**Set exercise:** Print all of the data exactly as written.

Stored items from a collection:
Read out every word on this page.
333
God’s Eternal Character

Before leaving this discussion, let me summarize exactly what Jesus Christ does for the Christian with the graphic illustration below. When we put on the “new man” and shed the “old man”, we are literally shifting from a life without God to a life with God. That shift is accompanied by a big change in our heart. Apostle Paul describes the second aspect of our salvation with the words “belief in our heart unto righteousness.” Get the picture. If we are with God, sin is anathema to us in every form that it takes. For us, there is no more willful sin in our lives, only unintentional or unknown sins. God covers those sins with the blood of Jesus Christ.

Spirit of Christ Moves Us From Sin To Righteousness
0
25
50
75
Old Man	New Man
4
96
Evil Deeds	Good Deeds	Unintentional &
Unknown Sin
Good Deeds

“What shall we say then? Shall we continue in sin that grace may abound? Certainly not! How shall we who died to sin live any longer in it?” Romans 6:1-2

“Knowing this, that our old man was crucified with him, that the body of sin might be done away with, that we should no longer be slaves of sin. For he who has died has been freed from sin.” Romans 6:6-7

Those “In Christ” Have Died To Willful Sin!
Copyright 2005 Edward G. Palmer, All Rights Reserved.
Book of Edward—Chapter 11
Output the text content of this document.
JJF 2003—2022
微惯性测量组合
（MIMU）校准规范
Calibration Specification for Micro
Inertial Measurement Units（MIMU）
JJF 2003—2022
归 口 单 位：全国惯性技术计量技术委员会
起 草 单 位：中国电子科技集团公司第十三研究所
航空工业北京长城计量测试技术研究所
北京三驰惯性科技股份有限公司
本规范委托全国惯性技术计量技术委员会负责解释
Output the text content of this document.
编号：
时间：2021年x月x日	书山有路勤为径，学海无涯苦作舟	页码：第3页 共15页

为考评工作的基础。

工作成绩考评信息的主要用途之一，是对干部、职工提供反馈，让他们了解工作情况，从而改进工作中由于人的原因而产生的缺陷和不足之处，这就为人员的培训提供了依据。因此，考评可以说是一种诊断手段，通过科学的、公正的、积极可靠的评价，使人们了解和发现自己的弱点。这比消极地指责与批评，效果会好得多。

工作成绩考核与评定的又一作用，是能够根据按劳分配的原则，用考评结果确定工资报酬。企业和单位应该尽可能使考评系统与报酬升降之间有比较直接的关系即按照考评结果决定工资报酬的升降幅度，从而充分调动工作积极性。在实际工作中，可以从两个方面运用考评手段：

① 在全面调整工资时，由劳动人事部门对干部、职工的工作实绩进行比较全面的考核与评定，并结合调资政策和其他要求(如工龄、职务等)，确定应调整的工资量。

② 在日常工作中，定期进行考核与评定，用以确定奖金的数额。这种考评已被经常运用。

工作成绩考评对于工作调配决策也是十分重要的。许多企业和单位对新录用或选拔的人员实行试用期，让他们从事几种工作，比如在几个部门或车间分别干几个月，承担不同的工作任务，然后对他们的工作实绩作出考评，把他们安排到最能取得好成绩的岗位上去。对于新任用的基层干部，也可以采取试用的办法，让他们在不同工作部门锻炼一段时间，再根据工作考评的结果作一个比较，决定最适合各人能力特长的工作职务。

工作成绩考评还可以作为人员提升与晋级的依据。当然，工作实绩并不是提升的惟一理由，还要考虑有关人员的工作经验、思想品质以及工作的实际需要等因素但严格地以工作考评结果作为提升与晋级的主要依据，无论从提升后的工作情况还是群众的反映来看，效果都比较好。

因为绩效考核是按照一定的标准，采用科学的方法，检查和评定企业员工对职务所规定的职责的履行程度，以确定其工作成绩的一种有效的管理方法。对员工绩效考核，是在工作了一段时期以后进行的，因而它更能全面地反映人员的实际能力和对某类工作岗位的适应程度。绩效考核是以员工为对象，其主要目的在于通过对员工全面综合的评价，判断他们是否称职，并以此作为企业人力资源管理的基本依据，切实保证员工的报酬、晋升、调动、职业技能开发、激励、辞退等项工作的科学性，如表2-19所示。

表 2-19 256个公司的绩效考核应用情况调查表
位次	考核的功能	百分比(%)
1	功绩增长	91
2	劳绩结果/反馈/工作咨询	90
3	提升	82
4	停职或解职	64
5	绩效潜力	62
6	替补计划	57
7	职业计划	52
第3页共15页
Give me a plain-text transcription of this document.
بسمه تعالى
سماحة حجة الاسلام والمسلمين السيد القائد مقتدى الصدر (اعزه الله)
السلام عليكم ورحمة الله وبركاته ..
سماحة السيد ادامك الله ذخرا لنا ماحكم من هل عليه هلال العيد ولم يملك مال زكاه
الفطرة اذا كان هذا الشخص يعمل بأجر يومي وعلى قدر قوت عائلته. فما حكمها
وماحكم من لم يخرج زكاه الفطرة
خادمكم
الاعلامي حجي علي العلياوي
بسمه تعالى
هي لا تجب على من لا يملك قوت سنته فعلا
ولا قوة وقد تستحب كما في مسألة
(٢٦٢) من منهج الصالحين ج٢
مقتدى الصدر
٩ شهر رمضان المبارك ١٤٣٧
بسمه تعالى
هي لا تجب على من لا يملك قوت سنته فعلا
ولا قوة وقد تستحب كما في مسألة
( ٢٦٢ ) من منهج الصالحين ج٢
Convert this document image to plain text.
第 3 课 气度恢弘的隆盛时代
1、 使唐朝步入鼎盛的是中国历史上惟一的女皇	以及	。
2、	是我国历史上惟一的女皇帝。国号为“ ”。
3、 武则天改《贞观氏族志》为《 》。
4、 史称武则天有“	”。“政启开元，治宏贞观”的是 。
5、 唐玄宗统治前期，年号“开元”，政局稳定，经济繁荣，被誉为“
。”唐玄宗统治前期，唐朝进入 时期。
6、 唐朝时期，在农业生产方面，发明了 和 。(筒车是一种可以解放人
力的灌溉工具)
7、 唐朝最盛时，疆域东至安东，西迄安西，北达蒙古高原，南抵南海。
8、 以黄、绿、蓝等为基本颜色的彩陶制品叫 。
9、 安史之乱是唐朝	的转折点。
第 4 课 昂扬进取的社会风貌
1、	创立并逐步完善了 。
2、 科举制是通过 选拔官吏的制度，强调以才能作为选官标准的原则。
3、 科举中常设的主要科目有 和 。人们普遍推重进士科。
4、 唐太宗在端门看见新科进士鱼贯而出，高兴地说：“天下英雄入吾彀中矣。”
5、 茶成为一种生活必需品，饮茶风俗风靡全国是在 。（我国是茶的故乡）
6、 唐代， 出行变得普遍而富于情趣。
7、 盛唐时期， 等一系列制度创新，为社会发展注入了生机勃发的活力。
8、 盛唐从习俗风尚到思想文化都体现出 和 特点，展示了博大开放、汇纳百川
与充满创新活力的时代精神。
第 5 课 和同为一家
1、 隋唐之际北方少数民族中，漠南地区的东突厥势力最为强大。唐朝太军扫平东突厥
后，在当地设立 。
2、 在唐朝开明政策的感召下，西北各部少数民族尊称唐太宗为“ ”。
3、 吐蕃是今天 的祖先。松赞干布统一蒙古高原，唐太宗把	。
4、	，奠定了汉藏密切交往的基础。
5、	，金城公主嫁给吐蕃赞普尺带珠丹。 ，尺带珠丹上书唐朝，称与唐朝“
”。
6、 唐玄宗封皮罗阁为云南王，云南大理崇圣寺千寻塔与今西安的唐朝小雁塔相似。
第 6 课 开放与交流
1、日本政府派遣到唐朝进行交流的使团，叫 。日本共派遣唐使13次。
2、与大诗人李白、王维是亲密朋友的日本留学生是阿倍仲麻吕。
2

**Correct response:**
Read out every word on this page.
333
God’s Eternal Character

Before leaving this discussion, let me summarize exactly what Jesus Christ does for the Christian with the graphic illustration below. When we put on the “new man” and shed the “old man”, we are literally shifting from a life without God to a life with God. That shift is accompanied by a big change in our heart. Apostle Paul describes the second aspect of our salvation with the words “belief in our heart unto righteousness.” Get the picture. If we are with God, sin is anathema to us in every form that it takes. For us, there is no more willful sin in our lives, only unintentional or unknown sins. God covers those sins with the blood of Jesus Christ.

Spirit of Christ Moves Us From Sin To Righteousness
0
25
50
75
Old Man	New Man
4
96
Evil Deeds	Good Deeds	Unintentional &
Unknown Sin
Good Deeds

“What shall we say then? Shall we continue in sin that grace may abound? Certainly not! How shall we who died to sin live any longer in it?” Romans 6:1-2

“Knowing this, that our old man was crucified with him, that the body of sin might be done away with, that we should no longer be slaves of sin. For he who has died has been freed from sin.” Romans 6:6-7

Those “In Christ” Have Died To Willful Sin!
Copyright 2005 Edward G. Palmer, All Rights Reserved.
Book of Edward—Chapter 11
Output the text content of this document.
JJF 2003—2022
微惯性测量组合
（MIMU）校准规范
Calibration Specification for Micro
Inertial Measurement Units（MIMU）
JJF 2003—2022
归 口 单 位：全国惯性技术计量技术委员会
起 草 单 位：中国电子科技集团公司第十三研究所
航空工业北京长城计量测试技术研究所
北京三驰惯性科技股份有限公司
本规范委托全国惯性技术计量技术委员会负责解释
Output the text content of this document.
编号：
时间：2021年x月x日	书山有路勤为径，学海无涯苦作舟	页码：第3页 共15页

为考评工作的基础。

工作成绩考评信息的主要用途之一，是对干部、职工提供反馈，让他们了解工作情况，从而改进工作中由于人的原因而产生的缺陷和不足之处，这就为人员的培训提供了依据。因此，考评可以说是一种诊断手段，通过科学的、公正的、积极可靠的评价，使人们了解和发现自己的弱点。这比消极地指责与批评，效果会好得多。

工作成绩考核与评定的又一作用，是能够根据按劳分配的原则，用考评结果确定工资报酬。企业和单位应该尽可能使考评系统与报酬升降之间有比较直接的关系即按照考评结果决定工资报酬的升降幅度，从而充分调动工作积极性。在实际工作中，可以从两个方面运用考评手段：

① 在全面调整工资时，由劳动人事部门对干部、职工的工作实绩进行比较全面的考核与评定，并结合调资政策和其他要求(如工龄、职务等)，确定应调整的工资量。

② 在日常工作中，定期进行考核与评定，用以确定奖金的数额。这种考评已被经常运用。

工作成绩考评对于工作调配决策也是十分重要的。许多企业和单位对新录用或选拔的人员实行试用期，让他们从事几种工作，比如在几个部门或车间分别干几个月，承担不同的工作任务，然后对他们的工作实绩作出考评，把他们安排到最能取得好成绩的岗位上去。对于新任用的基层干部，也可以采取试用的办法，让他们在不同工作部门锻炼一段时间，再根据工作考评的结果作一个比较，决定最适合各人能力特长的工作职务。

工作成绩考评还可以作为人员提升与晋级的依据。当然，工作实绩并不是提升的惟一理由，还要考虑有关人员的工作经验、思想品质以及工作的实际需要等因素但严格地以工作考评结果作为提升与晋级的主要依据，无论从提升后的工作情况还是群众的反映来看，效果都比较好。

因为绩效考核是按照一定的标准，采用科学的方法，检查和评定企业员工对职务所规定的职责的履行程度，以确定其工作成绩的一种有效的管理方法。对员工绩效考核，是在工作了一段时期以后进行的，因而它更能全面地反映人员的实际能力和对某类工作岗位的适应程度。绩效考核是以员工为对象，其主要目的在于通过对员工全面综合的评价，判断他们是否称职，并以此作为企业人力资源管理的基本依据，切实保证员工的报酬、晋升、调动、职业技能开发、激励、辞退等项工作的科学性，如表2-19所示。

表 2-19 256个公司的绩效考核应用情况调查表
位次	考核的功能	百分比(%)
1	功绩增长	91
2	劳绩结果/反馈/工作咨询	90
3	提升	82
4	停职或解职	64
5	绩效潜力	62
6	替补计划	57
7	职业计划	52
第3页共15页
Give me a plain-text transcription of this document.
بسمه تعالى
سماحة حجة الاسلام والمسلمين السيد القائد مقتدى الصدر (اعزه الله)
السلام عليكم ورحمة الله وبركاته ..
سماحة السيد ادامك الله ذخرا لنا ماحكم من هل عليه هلال العيد ولم يملك مال زكاه
الفطرة اذا كان هذا الشخص يعمل بأجر يومي وعلى قدر قوت عائلته. فما حكمها
وماحكم من لم يخرج زكاه الفطرة
خادمكم
الاعلامي حجي علي العلياوي
بسمه تعالى
هي لا تجب على من لا يملك قوت سنته فعلا
ولا قوة وقد تستحب كما في مسألة
(٢٦٢) من منهج الصالحين ج٢
مقتدى الصدر
٩ شهر رمضان المبارك ١٤٣٧
بسمه تعالى
هي لا تجب على من لا يملك قوت سنته فعلا
ولا قوة وقد تستحب كما في مسألة
( ٢٦٢ ) من منهج الصالحين ج٢
Convert this document image to plain text.
第 3 课 气度恢弘的隆盛时代
1、 使唐朝步入鼎盛的是中国历史上惟一的女皇	以及	。
2、	是我国历史上惟一的女皇帝。国号为“ ”。
3、 武则天改《贞观氏族志》为《 》。
4、 史称武则天有“	”。“政启开元，治宏贞观”的是 。
5、 唐玄宗统治前期，年号“开元”，政局稳定，经济繁荣，被誉为“
。”唐玄宗统治前期，唐朝进入 时期。
6、 唐朝时期，在农业生产方面，发明了 和 。(筒车是一种可以解放人
力的灌溉工具)
7、 唐朝最盛时，疆域东至安东，西迄安西，北达蒙古高原，南抵南海。
8、 以黄、绿、蓝等为基本颜色的彩陶制品叫 。
9、 安史之乱是唐朝	的转折点。
第 4 课 昂扬进取的社会风貌
1、	创立并逐步完善了 。
2、 科举制是通过 选拔官吏的制度，强调以才能作为选官标准的原则。
3、 科举中常设的主要科目有 和 。人们普遍推重进士科。
4、 唐太宗在端门看见新科进士鱼贯而出，高兴地说：“天下英雄入吾彀中矣。”
5、 茶成为一种生活必需品，饮茶风俗风靡全国是在 。（我国是茶的故乡）
6、 唐代， 出行变得普遍而富于情趣。
7、 盛唐时期， 等一系列制度创新，为社会发展注入了生机勃发的活力。
8、 盛唐从习俗风尚到思想文化都体现出 和 特点，展示了博大开放、汇纳百川
与充满创新活力的时代精神。
第 5 课 和同为一家
1、 隋唐之际北方少数民族中，漠南地区的东突厥势力最为强大。唐朝太军扫平东突厥
后，在当地设立 。
2、 在唐朝开明政策的感召下，西北各部少数民族尊称唐太宗为“ ”。
3、 吐蕃是今天 的祖先。松赞干布统一蒙古高原，唐太宗把	。
4、	，奠定了汉藏密切交往的基础。
5、	，金城公主嫁给吐蕃赞普尺带珠丹。 ，尺带珠丹上书唐朝，称与唐朝“
”。
6、 唐玄宗封皮罗阁为云南王，云南大理崇圣寺千寻塔与今西安的唐朝小雁塔相似。
第 6 课 开放与交流
1、日本政府派遣到唐朝进行交流的使团，叫 。日本共派遣唐使13次。
2、与大诗人李白、王维是亲密朋友的日本留学生是阿倍仲麻吕。
2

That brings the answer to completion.